#### Stated problem:
Find the lines holding "connect" and copy them.

(Raw records)
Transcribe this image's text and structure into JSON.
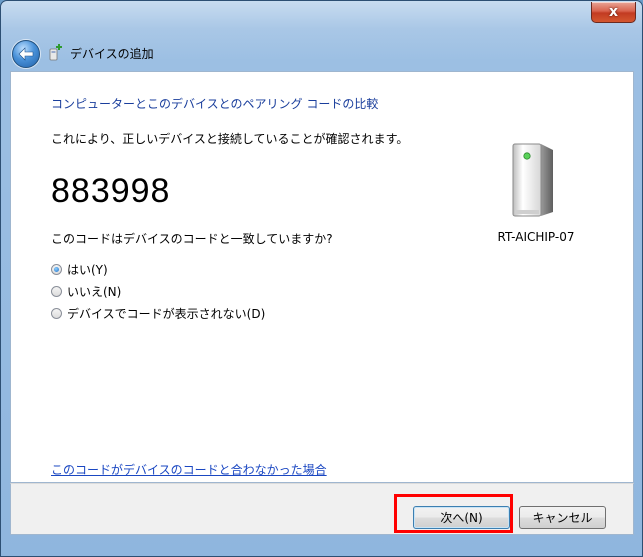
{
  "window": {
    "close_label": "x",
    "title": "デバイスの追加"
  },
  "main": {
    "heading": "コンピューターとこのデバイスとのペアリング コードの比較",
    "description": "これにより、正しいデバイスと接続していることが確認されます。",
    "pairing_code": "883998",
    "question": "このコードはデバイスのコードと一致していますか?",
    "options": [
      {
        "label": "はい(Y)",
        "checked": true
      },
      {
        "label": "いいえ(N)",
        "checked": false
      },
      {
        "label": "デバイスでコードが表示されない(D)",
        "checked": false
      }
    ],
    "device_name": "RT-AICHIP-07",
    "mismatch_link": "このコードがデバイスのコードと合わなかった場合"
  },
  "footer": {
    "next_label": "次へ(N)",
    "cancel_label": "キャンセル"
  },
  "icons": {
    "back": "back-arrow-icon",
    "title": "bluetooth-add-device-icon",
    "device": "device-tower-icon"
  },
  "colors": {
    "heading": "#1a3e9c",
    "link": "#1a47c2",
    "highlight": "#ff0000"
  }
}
---
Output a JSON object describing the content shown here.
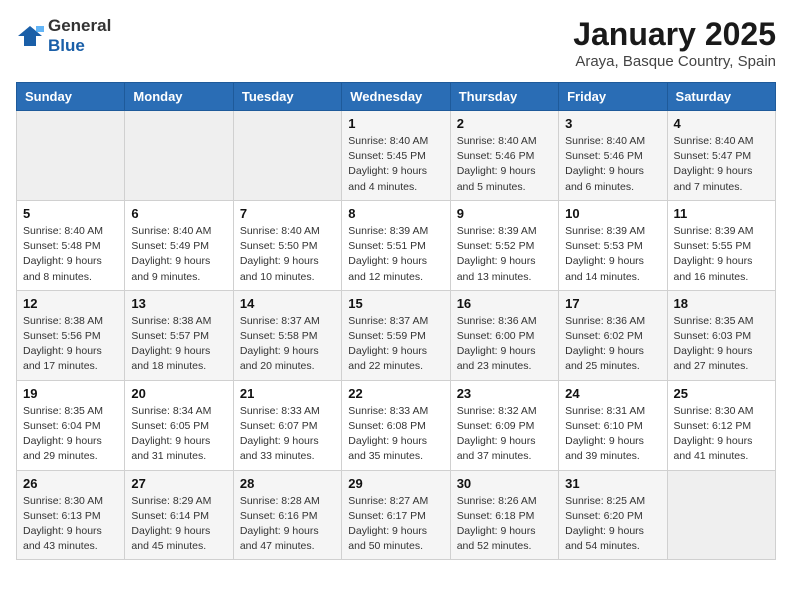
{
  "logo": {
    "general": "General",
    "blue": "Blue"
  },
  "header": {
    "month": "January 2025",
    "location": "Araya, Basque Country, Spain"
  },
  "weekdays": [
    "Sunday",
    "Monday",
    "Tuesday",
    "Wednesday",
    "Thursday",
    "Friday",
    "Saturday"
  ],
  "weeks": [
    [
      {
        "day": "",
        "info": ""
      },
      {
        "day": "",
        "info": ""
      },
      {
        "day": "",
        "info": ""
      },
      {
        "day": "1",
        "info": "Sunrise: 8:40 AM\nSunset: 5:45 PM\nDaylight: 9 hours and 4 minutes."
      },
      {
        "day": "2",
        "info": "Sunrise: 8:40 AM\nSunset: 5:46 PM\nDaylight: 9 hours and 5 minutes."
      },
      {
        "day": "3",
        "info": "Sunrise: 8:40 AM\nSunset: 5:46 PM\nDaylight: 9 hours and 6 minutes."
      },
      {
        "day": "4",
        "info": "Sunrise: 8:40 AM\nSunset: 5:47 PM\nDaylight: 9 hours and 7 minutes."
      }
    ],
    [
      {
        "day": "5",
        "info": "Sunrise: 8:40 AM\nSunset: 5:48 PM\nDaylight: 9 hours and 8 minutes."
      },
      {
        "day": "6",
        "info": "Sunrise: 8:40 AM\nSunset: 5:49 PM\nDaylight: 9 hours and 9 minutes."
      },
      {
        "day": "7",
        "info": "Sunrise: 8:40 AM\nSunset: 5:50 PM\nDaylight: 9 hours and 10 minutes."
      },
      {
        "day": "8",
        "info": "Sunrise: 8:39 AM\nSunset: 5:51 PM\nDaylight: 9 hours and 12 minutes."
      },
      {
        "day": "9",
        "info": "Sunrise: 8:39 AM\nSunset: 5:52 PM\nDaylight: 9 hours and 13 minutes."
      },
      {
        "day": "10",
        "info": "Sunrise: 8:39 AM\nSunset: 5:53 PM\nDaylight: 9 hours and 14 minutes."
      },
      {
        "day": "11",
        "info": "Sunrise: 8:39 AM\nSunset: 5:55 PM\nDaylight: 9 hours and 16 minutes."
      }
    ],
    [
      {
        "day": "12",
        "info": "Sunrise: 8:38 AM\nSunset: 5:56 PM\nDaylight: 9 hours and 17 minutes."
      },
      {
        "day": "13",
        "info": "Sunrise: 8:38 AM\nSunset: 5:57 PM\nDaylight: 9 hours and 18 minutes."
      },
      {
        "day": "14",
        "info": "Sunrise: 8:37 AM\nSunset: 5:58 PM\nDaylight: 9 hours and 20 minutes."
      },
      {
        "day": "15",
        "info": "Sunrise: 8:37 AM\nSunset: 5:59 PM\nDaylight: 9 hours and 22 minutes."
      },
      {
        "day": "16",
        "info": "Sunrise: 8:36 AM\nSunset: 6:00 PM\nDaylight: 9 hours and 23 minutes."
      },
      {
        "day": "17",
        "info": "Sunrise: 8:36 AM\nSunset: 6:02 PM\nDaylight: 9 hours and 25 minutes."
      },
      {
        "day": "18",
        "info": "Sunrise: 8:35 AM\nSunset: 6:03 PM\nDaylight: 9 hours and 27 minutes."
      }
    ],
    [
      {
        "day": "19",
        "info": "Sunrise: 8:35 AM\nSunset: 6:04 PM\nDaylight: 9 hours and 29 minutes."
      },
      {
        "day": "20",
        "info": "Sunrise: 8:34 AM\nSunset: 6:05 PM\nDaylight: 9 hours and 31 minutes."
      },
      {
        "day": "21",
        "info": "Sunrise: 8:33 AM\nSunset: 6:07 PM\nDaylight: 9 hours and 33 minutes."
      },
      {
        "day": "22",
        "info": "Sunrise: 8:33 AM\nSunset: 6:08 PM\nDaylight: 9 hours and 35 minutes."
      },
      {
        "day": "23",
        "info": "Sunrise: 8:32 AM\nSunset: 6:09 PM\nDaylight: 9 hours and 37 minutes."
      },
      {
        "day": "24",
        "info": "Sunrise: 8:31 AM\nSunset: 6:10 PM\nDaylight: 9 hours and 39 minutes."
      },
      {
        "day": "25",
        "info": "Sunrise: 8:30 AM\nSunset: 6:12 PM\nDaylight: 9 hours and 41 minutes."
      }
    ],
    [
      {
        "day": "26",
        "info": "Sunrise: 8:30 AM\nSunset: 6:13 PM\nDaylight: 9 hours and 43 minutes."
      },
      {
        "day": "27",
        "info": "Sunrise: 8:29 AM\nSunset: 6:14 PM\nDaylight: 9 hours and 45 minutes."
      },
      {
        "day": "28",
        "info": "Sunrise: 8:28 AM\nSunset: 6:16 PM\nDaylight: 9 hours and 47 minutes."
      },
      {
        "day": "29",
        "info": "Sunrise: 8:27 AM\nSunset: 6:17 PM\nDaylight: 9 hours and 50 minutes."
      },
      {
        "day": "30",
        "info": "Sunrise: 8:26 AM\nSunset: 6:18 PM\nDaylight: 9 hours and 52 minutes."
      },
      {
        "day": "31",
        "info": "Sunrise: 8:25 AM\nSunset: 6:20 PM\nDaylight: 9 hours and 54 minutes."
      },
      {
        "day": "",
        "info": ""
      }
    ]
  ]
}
* * *
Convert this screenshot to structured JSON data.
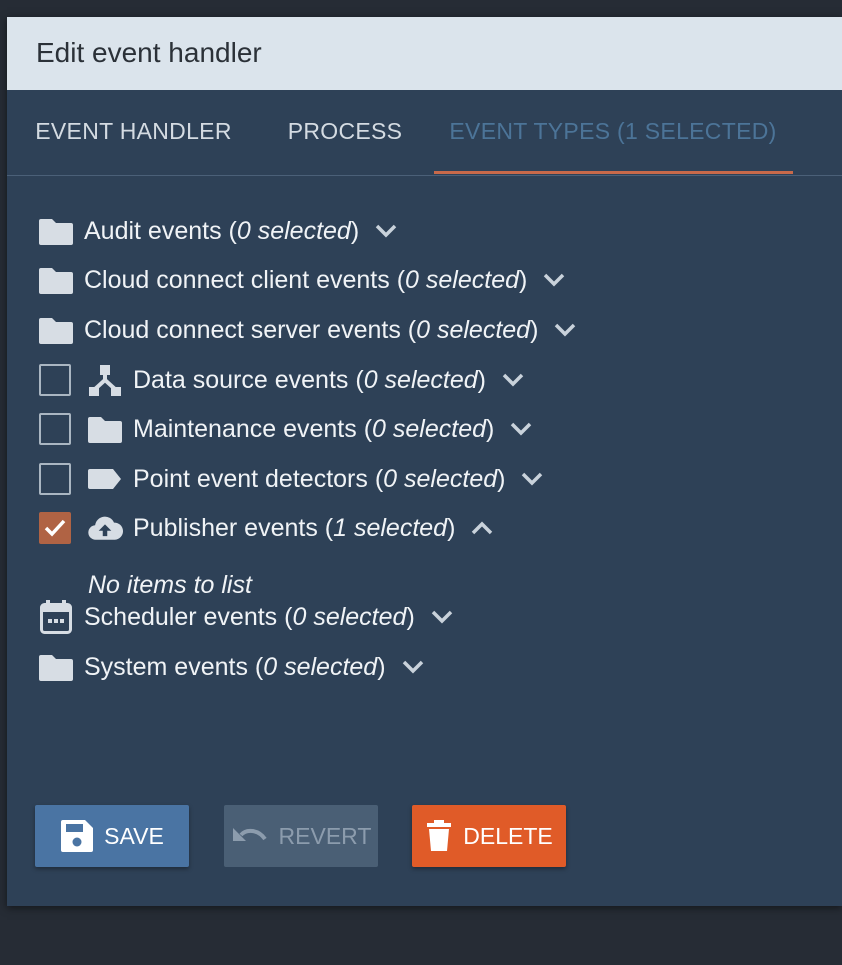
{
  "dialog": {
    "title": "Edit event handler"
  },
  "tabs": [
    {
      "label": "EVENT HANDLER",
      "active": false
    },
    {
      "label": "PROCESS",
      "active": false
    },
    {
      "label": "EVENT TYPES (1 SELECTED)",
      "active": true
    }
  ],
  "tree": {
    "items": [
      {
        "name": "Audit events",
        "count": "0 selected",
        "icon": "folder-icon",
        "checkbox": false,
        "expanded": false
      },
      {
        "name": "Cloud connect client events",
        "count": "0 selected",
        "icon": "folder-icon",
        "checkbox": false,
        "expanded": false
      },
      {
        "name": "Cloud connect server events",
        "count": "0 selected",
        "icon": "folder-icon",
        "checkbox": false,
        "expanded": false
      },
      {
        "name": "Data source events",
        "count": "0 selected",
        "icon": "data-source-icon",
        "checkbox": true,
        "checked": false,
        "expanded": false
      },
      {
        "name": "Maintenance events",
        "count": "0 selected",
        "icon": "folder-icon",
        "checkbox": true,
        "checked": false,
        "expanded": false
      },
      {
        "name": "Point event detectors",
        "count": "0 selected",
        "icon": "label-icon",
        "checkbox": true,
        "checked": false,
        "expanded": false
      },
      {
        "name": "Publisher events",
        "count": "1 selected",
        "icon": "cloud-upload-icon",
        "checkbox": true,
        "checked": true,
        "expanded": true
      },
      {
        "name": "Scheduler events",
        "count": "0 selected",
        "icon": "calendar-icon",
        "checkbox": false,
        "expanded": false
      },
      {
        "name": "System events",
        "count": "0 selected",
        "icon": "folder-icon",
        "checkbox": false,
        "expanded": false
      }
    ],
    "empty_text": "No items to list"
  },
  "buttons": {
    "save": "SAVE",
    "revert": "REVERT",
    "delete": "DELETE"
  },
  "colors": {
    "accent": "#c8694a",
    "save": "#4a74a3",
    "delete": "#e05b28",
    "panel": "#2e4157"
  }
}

#### Exercise output:
        "name": "Cloud connect client events",
        "name": "Cloud connect server events",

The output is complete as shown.